** Start Entries shown **

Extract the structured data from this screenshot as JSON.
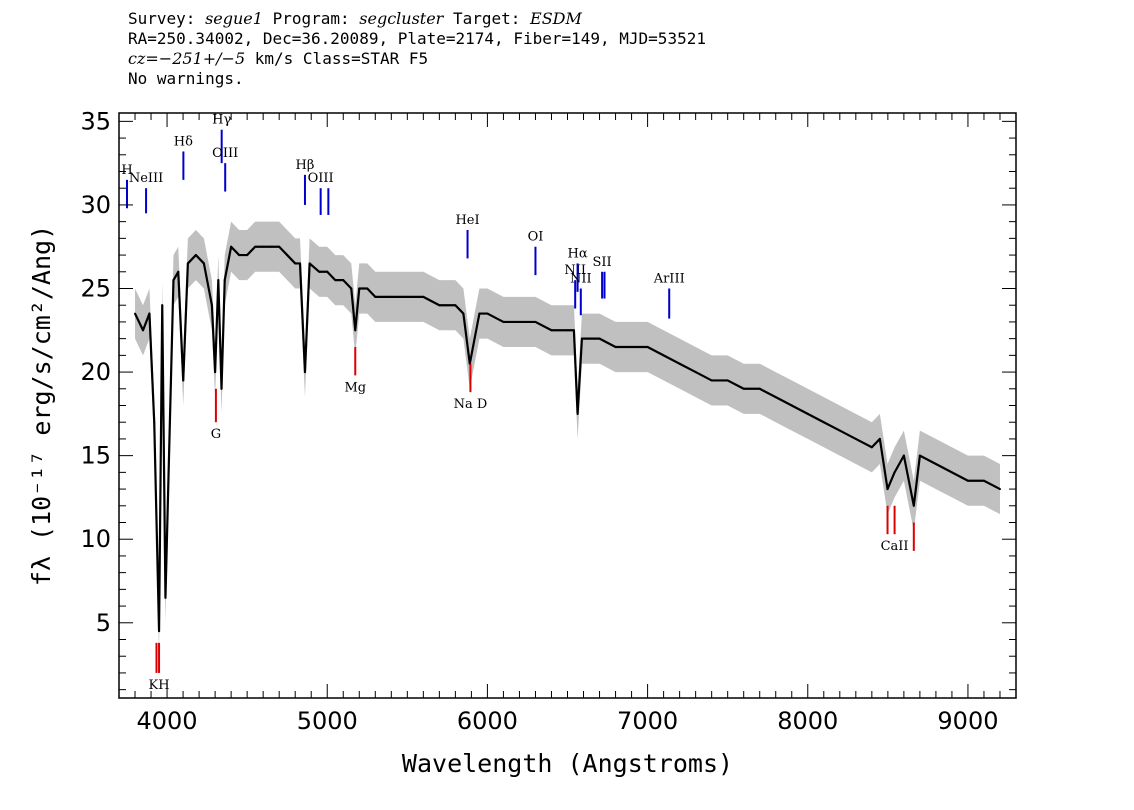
{
  "header": {
    "line1": {
      "survey_label": "Survey: ",
      "survey": "segue1",
      "program_label": " Program: ",
      "program": "segcluster",
      "target_label": " Target: ",
      "target": "ESDM"
    },
    "line2": "RA=250.34002, Dec=36.20089, Plate=2174, Fiber=149, MJD=53521",
    "line3": {
      "cz_label": "cz=",
      "cz": "−251+/−5",
      "rest": " km/s Class=STAR F5"
    },
    "line4": "No warnings."
  },
  "chart_data": {
    "type": "line",
    "title": "",
    "xlabel": "Wavelength (Angstroms)",
    "ylabel": "fλ (10⁻¹⁷ erg/s/cm²/Ang)",
    "xlim": [
      3700,
      9300
    ],
    "ylim": [
      0.5,
      35.5
    ],
    "x_ticks": [
      4000,
      5000,
      6000,
      7000,
      8000,
      9000
    ],
    "y_ticks": [
      5,
      10,
      15,
      20,
      25,
      30,
      35
    ],
    "grid": false,
    "series": [
      {
        "name": "",
        "color": "#000000",
        "x": [
          3800,
          3850,
          3890,
          3920,
          3950,
          3970,
          3990,
          4040,
          4070,
          4101,
          4130,
          4180,
          4230,
          4280,
          4300,
          4320,
          4340,
          4360,
          4400,
          4450,
          4500,
          4550,
          4600,
          4650,
          4700,
          4750,
          4800,
          4830,
          4861,
          4890,
          4950,
          5000,
          5050,
          5100,
          5150,
          5175,
          5200,
          5250,
          5300,
          5400,
          5500,
          5600,
          5700,
          5800,
          5850,
          5890,
          5950,
          6000,
          6100,
          6200,
          6300,
          6400,
          6500,
          6540,
          6563,
          6590,
          6650,
          6700,
          6800,
          6900,
          7000,
          7100,
          7200,
          7300,
          7400,
          7500,
          7600,
          7700,
          7800,
          7900,
          8000,
          8100,
          8200,
          8300,
          8400,
          8450,
          8498,
          8542,
          8600,
          8662,
          8700,
          8800,
          8900,
          9000,
          9100,
          9200
        ],
        "y": [
          23.5,
          22.5,
          23.5,
          17,
          4.5,
          24,
          6.5,
          25.5,
          26,
          19.5,
          26.5,
          27,
          26.5,
          24,
          20,
          25.5,
          19,
          25.5,
          27.5,
          27,
          27,
          27.5,
          27.5,
          27.5,
          27.5,
          27,
          26.5,
          26.5,
          20,
          26.5,
          26,
          26,
          25.5,
          25.5,
          25,
          22.5,
          25,
          25,
          24.5,
          24.5,
          24.5,
          24.5,
          24,
          24,
          23.5,
          20.5,
          23.5,
          23.5,
          23,
          23,
          23,
          22.5,
          22.5,
          22.5,
          17.5,
          22,
          22,
          22,
          21.5,
          21.5,
          21.5,
          21,
          20.5,
          20,
          19.5,
          19.5,
          19,
          19,
          18.5,
          18,
          17.5,
          17,
          16.5,
          16,
          15.5,
          16,
          13,
          14,
          15,
          12,
          15,
          14.5,
          14,
          13.5,
          13.5,
          13
        ]
      }
    ],
    "error_band": {
      "name": "",
      "color": "#c0c0c0",
      "halfwidth": 1.5
    },
    "emission_lines": [
      {
        "label": "H",
        "x": 3750,
        "top": 31.5,
        "bottom": 29.8
      },
      {
        "label": "NeIII",
        "x": 3869,
        "top": 31.0,
        "bottom": 29.5
      },
      {
        "label": "Hδ",
        "x": 4102,
        "top": 33.2,
        "bottom": 31.5
      },
      {
        "label": "Hγ",
        "x": 4341,
        "top": 34.5,
        "bottom": 32.5
      },
      {
        "label": "OIII",
        "x": 4363,
        "top": 32.5,
        "bottom": 30.8
      },
      {
        "label": "Hβ",
        "x": 4861,
        "top": 31.8,
        "bottom": 30.0
      },
      {
        "label": "OIII",
        "x": 4959,
        "top": 31.0,
        "bottom": 29.4
      },
      {
        "label": "",
        "x": 5007,
        "top": 31.0,
        "bottom": 29.4
      },
      {
        "label": "HeI",
        "x": 5876,
        "top": 28.5,
        "bottom": 26.8
      },
      {
        "label": "OI",
        "x": 6300,
        "top": 27.5,
        "bottom": 25.8
      },
      {
        "label": "NII",
        "x": 6548,
        "top": 25.5,
        "bottom": 23.8
      },
      {
        "label": "Hα",
        "x": 6563,
        "top": 26.5,
        "bottom": 24.8
      },
      {
        "label": "NII",
        "x": 6583,
        "top": 25.0,
        "bottom": 23.4
      },
      {
        "label": "SII",
        "x": 6716,
        "top": 26.0,
        "bottom": 24.4
      },
      {
        "label": "",
        "x": 6731,
        "top": 26.0,
        "bottom": 24.4
      },
      {
        "label": "ArIII",
        "x": 7135,
        "top": 25.0,
        "bottom": 23.2
      }
    ],
    "absorption_lines": [
      {
        "label": "",
        "x": 3934,
        "top": 3.8,
        "bottom": 2.0
      },
      {
        "label": "KH",
        "x": 3950,
        "top": 3.8,
        "bottom": 2.0
      },
      {
        "label": "G",
        "x": 4305,
        "top": 19.0,
        "bottom": 17.0
      },
      {
        "label": "Mg",
        "x": 5175,
        "top": 21.5,
        "bottom": 19.8
      },
      {
        "label": "Na D",
        "x": 5894,
        "top": 20.5,
        "bottom": 18.8
      },
      {
        "label": "",
        "x": 8498,
        "top": 12.0,
        "bottom": 10.3
      },
      {
        "label": "CaII",
        "x": 8542,
        "top": 12.0,
        "bottom": 10.3
      },
      {
        "label": "",
        "x": 8662,
        "top": 11.0,
        "bottom": 9.3
      }
    ],
    "emission_color": "#0000cc",
    "absorption_color": "#dd0000"
  }
}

** End Entries shown **

Omit the pictures, and quote the material above exactly as given.

Extract the structured data from this screenshot as JSON.
{
  "header": {
    "line1": {
      "survey_label": "Survey: ",
      "survey": "segue1",
      "program_label": " Program: ",
      "program": "segcluster",
      "target_label": " Target: ",
      "target": "ESDM"
    },
    "line2": "RA=250.34002, Dec=36.20089, Plate=2174, Fiber=149, MJD=53521",
    "line3": {
      "cz_label": "cz=",
      "cz": "−251+/−5",
      "rest": " km/s Class=STAR F5"
    },
    "line4": "No warnings."
  },
  "chart_data": {
    "type": "line",
    "title": "",
    "xlabel": "Wavelength (Angstroms)",
    "ylabel": "fλ (10⁻¹⁷ erg/s/cm²/Ang)",
    "xlim": [
      3700,
      9300
    ],
    "ylim": [
      0.5,
      35.5
    ],
    "x_ticks": [
      4000,
      5000,
      6000,
      7000,
      8000,
      9000
    ],
    "y_ticks": [
      5,
      10,
      15,
      20,
      25,
      30,
      35
    ],
    "grid": false,
    "series": [
      {
        "name": "",
        "color": "#000000",
        "x": [
          3800,
          3850,
          3890,
          3920,
          3950,
          3970,
          3990,
          4040,
          4070,
          4101,
          4130,
          4180,
          4230,
          4280,
          4300,
          4320,
          4340,
          4360,
          4400,
          4450,
          4500,
          4550,
          4600,
          4650,
          4700,
          4750,
          4800,
          4830,
          4861,
          4890,
          4950,
          5000,
          5050,
          5100,
          5150,
          5175,
          5200,
          5250,
          5300,
          5400,
          5500,
          5600,
          5700,
          5800,
          5850,
          5890,
          5950,
          6000,
          6100,
          6200,
          6300,
          6400,
          6500,
          6540,
          6563,
          6590,
          6650,
          6700,
          6800,
          6900,
          7000,
          7100,
          7200,
          7300,
          7400,
          7500,
          7600,
          7700,
          7800,
          7900,
          8000,
          8100,
          8200,
          8300,
          8400,
          8450,
          8498,
          8542,
          8600,
          8662,
          8700,
          8800,
          8900,
          9000,
          9100,
          9200
        ],
        "y": [
          23.5,
          22.5,
          23.5,
          17,
          4.5,
          24,
          6.5,
          25.5,
          26,
          19.5,
          26.5,
          27,
          26.5,
          24,
          20,
          25.5,
          19,
          25.5,
          27.5,
          27,
          27,
          27.5,
          27.5,
          27.5,
          27.5,
          27,
          26.5,
          26.5,
          20,
          26.5,
          26,
          26,
          25.5,
          25.5,
          25,
          22.5,
          25,
          25,
          24.5,
          24.5,
          24.5,
          24.5,
          24,
          24,
          23.5,
          20.5,
          23.5,
          23.5,
          23,
          23,
          23,
          22.5,
          22.5,
          22.5,
          17.5,
          22,
          22,
          22,
          21.5,
          21.5,
          21.5,
          21,
          20.5,
          20,
          19.5,
          19.5,
          19,
          19,
          18.5,
          18,
          17.5,
          17,
          16.5,
          16,
          15.5,
          16,
          13,
          14,
          15,
          12,
          15,
          14.5,
          14,
          13.5,
          13.5,
          13
        ]
      }
    ],
    "error_band": {
      "name": "",
      "color": "#c0c0c0",
      "halfwidth": 1.5
    },
    "emission_lines": [
      {
        "label": "H",
        "x": 3750,
        "top": 31.5,
        "bottom": 29.8
      },
      {
        "label": "NeIII",
        "x": 3869,
        "top": 31.0,
        "bottom": 29.5
      },
      {
        "label": "Hδ",
        "x": 4102,
        "top": 33.2,
        "bottom": 31.5
      },
      {
        "label": "Hγ",
        "x": 4341,
        "top": 34.5,
        "bottom": 32.5
      },
      {
        "label": "OIII",
        "x": 4363,
        "top": 32.5,
        "bottom": 30.8
      },
      {
        "label": "Hβ",
        "x": 4861,
        "top": 31.8,
        "bottom": 30.0
      },
      {
        "label": "OIII",
        "x": 4959,
        "top": 31.0,
        "bottom": 29.4
      },
      {
        "label": "",
        "x": 5007,
        "top": 31.0,
        "bottom": 29.4
      },
      {
        "label": "HeI",
        "x": 5876,
        "top": 28.5,
        "bottom": 26.8
      },
      {
        "label": "OI",
        "x": 6300,
        "top": 27.5,
        "bottom": 25.8
      },
      {
        "label": "NII",
        "x": 6548,
        "top": 25.5,
        "bottom": 23.8
      },
      {
        "label": "Hα",
        "x": 6563,
        "top": 26.5,
        "bottom": 24.8
      },
      {
        "label": "NII",
        "x": 6583,
        "top": 25.0,
        "bottom": 23.4
      },
      {
        "label": "SII",
        "x": 6716,
        "top": 26.0,
        "bottom": 24.4
      },
      {
        "label": "",
        "x": 6731,
        "top": 26.0,
        "bottom": 24.4
      },
      {
        "label": "ArIII",
        "x": 7135,
        "top": 25.0,
        "bottom": 23.2
      }
    ],
    "absorption_lines": [
      {
        "label": "",
        "x": 3934,
        "top": 3.8,
        "bottom": 2.0
      },
      {
        "label": "KH",
        "x": 3950,
        "top": 3.8,
        "bottom": 2.0
      },
      {
        "label": "G",
        "x": 4305,
        "top": 19.0,
        "bottom": 17.0
      },
      {
        "label": "Mg",
        "x": 5175,
        "top": 21.5,
        "bottom": 19.8
      },
      {
        "label": "Na D",
        "x": 5894,
        "top": 20.5,
        "bottom": 18.8
      },
      {
        "label": "",
        "x": 8498,
        "top": 12.0,
        "bottom": 10.3
      },
      {
        "label": "CaII",
        "x": 8542,
        "top": 12.0,
        "bottom": 10.3
      },
      {
        "label": "",
        "x": 8662,
        "top": 11.0,
        "bottom": 9.3
      }
    ],
    "emission_color": "#0000cc",
    "absorption_color": "#dd0000"
  }
}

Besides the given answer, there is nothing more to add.